*Exercise directions*
Find every line below that contains the word "this" and copy it out.

(Stored records)
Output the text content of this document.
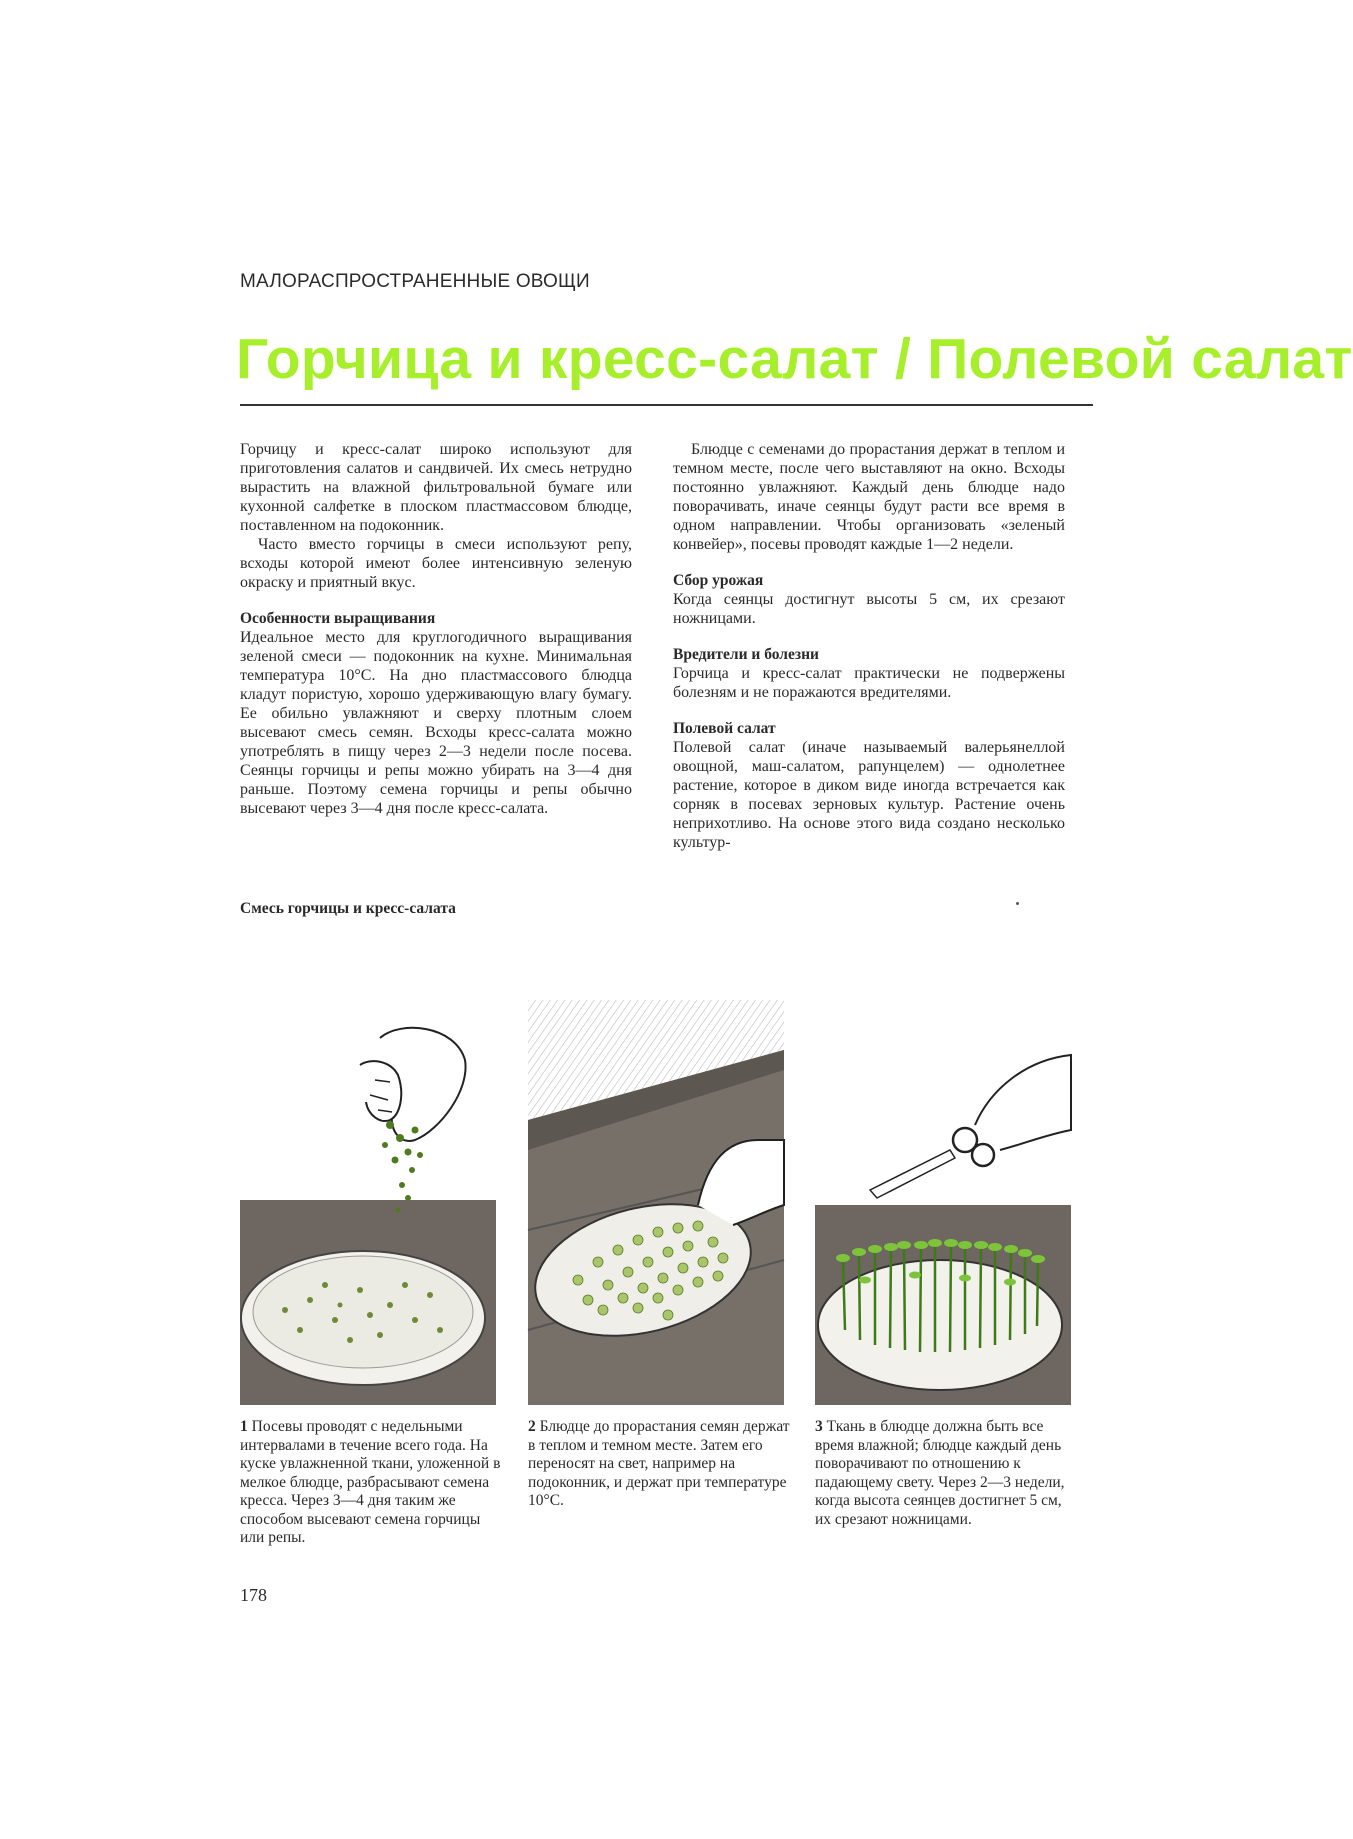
МАЛОРАСПРОСТРАНЕННЫЕ ОВОЩИ
Горчица и кресс-салат / Полевой салат

Горчицу и кресс-салат широко используют для приготовления салатов и сандвичей. Их смесь нетрудно вырастить на влажной фильтровальной бумаге или кухонной салфетке в плоском пластмассовом блюдце, поставленном на подоконник.

Часто вместо горчицы в смеси используют репу, всходы которой имеют более интенсивную зеленую окраску и приятный вкус.

Особенности выращивания

Идеальное место для круглогодичного выращивания зеленой смеси — подоконник на кухне. Минимальная температура 10°C. На дно пластмассового блюдца кладут пористую, хорошо удерживающую влагу бумагу. Ее обильно увлажняют и сверху плотным слоем высевают смесь семян. Всходы кресс-салата можно употреблять в пищу через 2—3 недели после посева. Сеянцы горчицы и репы можно убирать на 3—4 дня раньше. Поэтому семена горчицы и репы обычно высевают через 3—4 дня после кресс-салата.

Блюдце с семенами до прорастания держат в теплом и темном месте, после чего выставляют на окно. Всходы постоянно увлажняют. Каждый день блюдце надо поворачивать, иначе сеянцы будут расти все время в одном направлении. Чтобы организовать «зеленый конвейер», посевы проводят каждые 1—2 недели.

Сбор урожая

Когда сеянцы достигнут высоты 5 см, их срезают ножницами.

Вредители и болезни

Горчица и кресс-салат практически не подвержены болезням и не поражаются вредителями.

Полевой салат

Полевой салат (иначе называемый валерьянеллой овощной, маш-салатом, рапунцелем) — однолетнее растение, которое в диком виде иногда встречается как сорняк в посевах зерновых культур. Растение очень неприхотливо. На основе этого вида создано несколько культур-

Смесь горчицы и кресс-салата
1 Посевы проводят с недельными интервалами в течение всего года. На куске увлажненной ткани, уложенной в мелкое блюдце, разбрасывают семена кресса. Через 3—4 дня таким же способом высевают семена горчицы или репы.
2 Блюдце до прорастания семян держат в теплом и темном месте. Затем его переносят на свет, например на подоконник, и держат при температуре 10°C.
3 Ткань в блюдце должна быть все время влажной; блюдце каждый день поворачивают по отношению к падающему свету. Через 2—3 недели, когда высота сеянцев достигнет 5 см, их срезают ножницами.
178
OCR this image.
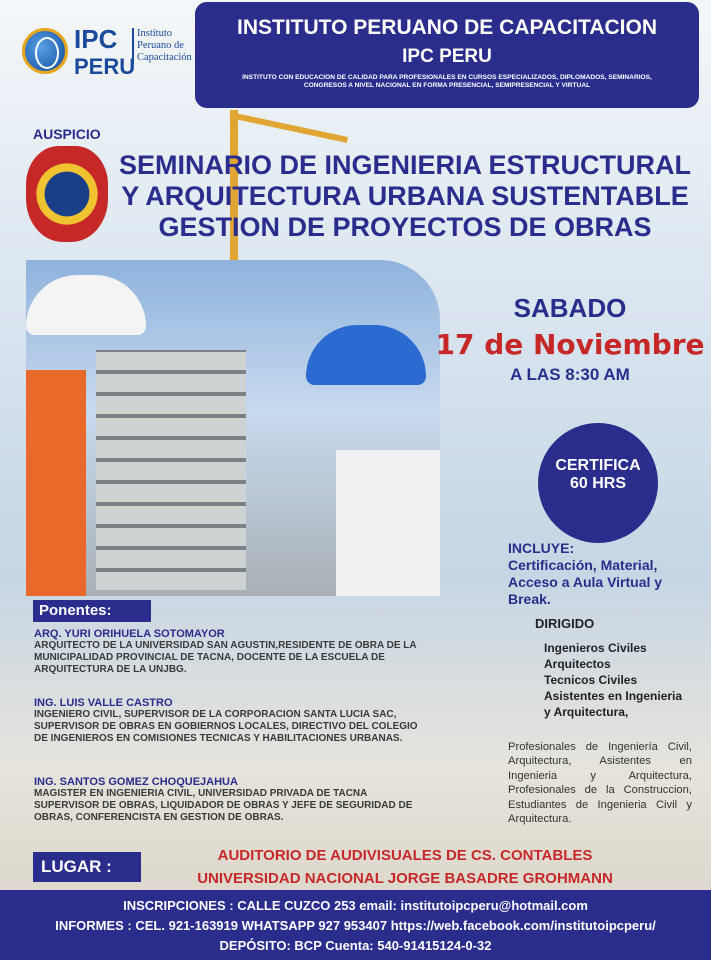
IPC
PERU
Instituto Peruano de Capacitación
INSTITUTO PERUANO DE CAPACITACION
IPC PERU
INSTITUTO CON EDUCACION DE CALIDAD PARA PROFESIONALES EN CURSOS ESPECIALIZADOS, DIPLOMADOS, SEMINARIOS, CONGRESOS A NIVEL NACIONAL EN FORMA PRESENCIAL, SEMIPRESENCIAL Y VIRTUAL
AUSPICIO
SEMINARIO DE INGENIERIA ESTRUCTURAL
Y ARQUITECTURA URBANA SUSTENTABLE
GESTION DE PROYECTOS DE OBRAS
SABADO
17 de Noviembre
A LAS 8:30 AM
CERTIFICA
60 HRS
INCLUYE:
Certificación, Material, Acceso a Aula Virtual y Break.
DIRIGIDO
Ingenieros Civiles
Arquitectos
Tecnicos Civiles
Asistentes en Ingenieria
y Arquitectura,
Profesionales de Ingeniería Civil, Arquitectura, Asistentes en Ingenieria y Arquitectura, Profesionales de la Construccion, Estudiantes de Ingenieria Civil y Arquitectura.
Ponentes:
ARQ. YURI ORIHUELA SOTOMAYOR
ARQUITECTO DE LA UNIVERSIDAD SAN AGUSTIN,RESIDENTE DE OBRA DE LA MUNICIPALIDAD PROVINCIAL DE TACNA, DOCENTE DE LA ESCUELA DE ARQUITECTURA DE LA UNJBG.
ING. LUIS VALLE CASTRO
INGENIERO CIVIL, SUPERVISOR DE LA CORPORACION SANTA LUCIA SAC, SUPERVISOR DE OBRAS EN GOBIERNOS LOCALES, DIRECTIVO DEL COLEGIO DE INGENIEROS EN COMISIONES TECNICAS Y HABILITACIONES URBANAS.
ING. SANTOS GOMEZ CHOQUEJAHUA
MAGISTER EN INGENIERIA CIVIL, UNIVERSIDAD PRIVADA DE TACNA SUPERVISOR DE OBRAS, LIQUIDADOR DE OBRAS Y JEFE DE SEGURIDAD DE OBRAS, CONFERENCISTA EN GESTION DE OBRAS.
LUGAR :
AUDITORIO DE AUDIVISUALES DE CS. CONTABLES
UNIVERSIDAD NACIONAL JORGE BASADRE GROHMANN
INSCRIPCIONES : CALLE CUZCO 253 email: institutoipcperu@hotmail.com
INFORMES : CEL. 921-163919 WHATSAPP 927 953407 https://web.facebook.com/institutoipcperu/
DEPÓSITO: BCP Cuenta: 540-91415124-0-32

*The solution*
Output the text content of this document.
OCR this image.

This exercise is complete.